AUFGABEN:
**a)** Wie viele Jugendliche kamen laut dem Text über die Weltfestspiele 1973 zum Feiern nach Ost-Berlin?
**b)** Gib den Absatz, der mit „Die 1970er-Jahre gehörten“ beginnt, aus dem Text über die Weltfestspiele 1973 in kürzerer Form wieder und behalte seine wesentlichen Aussagen bei.
**c)** Führe den Text über die Weltfestspiele 1973 im Anschluss an seinen letzten Satz weiter.

QUELLENAUSZUG:

· · ·

16. November 2021, 10:07 Uhr

Im Sommer 1973 kamen acht Millionen Jugendliche aus aller Welt zum Feiern in Ost-Berlin zusammen - zu den X. Weltfestspielen der Jugend & Studenten. Es wurde ein Sommer der Liebe, das "rote Woodstock" im grauen Sozialismus, obwohl die Staatssicherheit immer dabei war.

Die 1970er-Jahre gehörten zu den "guten Jahren" der DDR. Plötzlich schien wieder möglich, was nach Volksaufstand und Mauerbau in Vergessenheit geriet: Leben in einer gerechteren, friedlichen, auch offeneren Gesellschaft. Das mag den Weg geebnet haben für die Weltfestspiele von 1973, die als "das rote Woodstock" in Erinnerung blieben. Zeitzeugen berichten noch heute begeistert von einer "hormongeschwängerten" Atmosphäre. Toleranz und Weltoffenheit? Unzensierte Diskussionen mit dem Klassenfeind? Alles schien möglich! Zumindest hinter den Kulissen: Hier wurde nicht nur die Propaganda im wahrsten Sinne des Wortes von Mund zu Mund weitergegeben.

· · ·

UNBEARBEITETE AUFLISTUNG:
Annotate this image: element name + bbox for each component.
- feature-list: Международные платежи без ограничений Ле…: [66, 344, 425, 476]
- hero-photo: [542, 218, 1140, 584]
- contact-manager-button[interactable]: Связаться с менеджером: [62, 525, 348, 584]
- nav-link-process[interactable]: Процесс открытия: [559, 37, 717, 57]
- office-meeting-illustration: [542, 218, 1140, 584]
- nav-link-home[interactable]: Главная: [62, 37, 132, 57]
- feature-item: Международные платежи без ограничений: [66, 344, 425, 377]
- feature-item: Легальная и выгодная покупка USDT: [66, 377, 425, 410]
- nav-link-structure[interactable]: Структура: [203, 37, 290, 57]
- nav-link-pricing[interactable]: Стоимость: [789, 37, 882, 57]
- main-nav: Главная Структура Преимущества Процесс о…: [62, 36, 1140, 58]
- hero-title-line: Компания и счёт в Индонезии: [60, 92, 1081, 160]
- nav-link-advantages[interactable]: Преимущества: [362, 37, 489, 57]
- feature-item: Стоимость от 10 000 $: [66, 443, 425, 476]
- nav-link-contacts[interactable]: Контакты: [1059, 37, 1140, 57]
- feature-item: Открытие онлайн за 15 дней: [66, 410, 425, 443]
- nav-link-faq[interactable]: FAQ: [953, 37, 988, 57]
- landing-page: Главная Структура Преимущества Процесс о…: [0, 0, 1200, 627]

· · ·

LÖSUNGEN:
**a)** Acht Millionen Jugendliche aus aller Welt.

**b)** Die 1970er-Jahre zählten zu den „guten Jahren“ der DDR. Nach Volksaufstand und Mauerbau schien ein Leben in einer gerechteren, friedlichen und offeneren Gesellschaft wieder möglich. Das mag den Weg für die Weltfestspiele von 1973 geebnet haben, die als „das rote Woodstock“ in Erinnerung blieben. Zeitzeugen schwärmen bis heute von der „hormongeschwängerten“ Atmosphäre. Zumindest hinter den Kulissen schienen Toleranz, Weltoffenheit und unzensierte Gespräche mit dem Klassenfeind möglich.

**c)**
Die Jugend der Welt trifft sich

1947 veranstaltete der zwei Jahre zuvor gegründete Weltbund der demokratischen Jugend die ersten Weltfestspiele in Prag. Eine deutsche Delegation war aber erst beim nächsten Mal dabei – 1949 in Budapest. 1951 wurde Ost-Berlin zum ersten Mal Ausrichter des Jugendfestivals. Mit dem Leitspruch "Für Frieden und Freundschaft – gegen Atomwaffen" trafen sich Jugendliche der DDR mit 26.000 ausländischen Jugendlichen aus 104 Ländern und 35.000 Jugendlichen aus der Bundesrepublik, um zu feiern und zu diskutieren.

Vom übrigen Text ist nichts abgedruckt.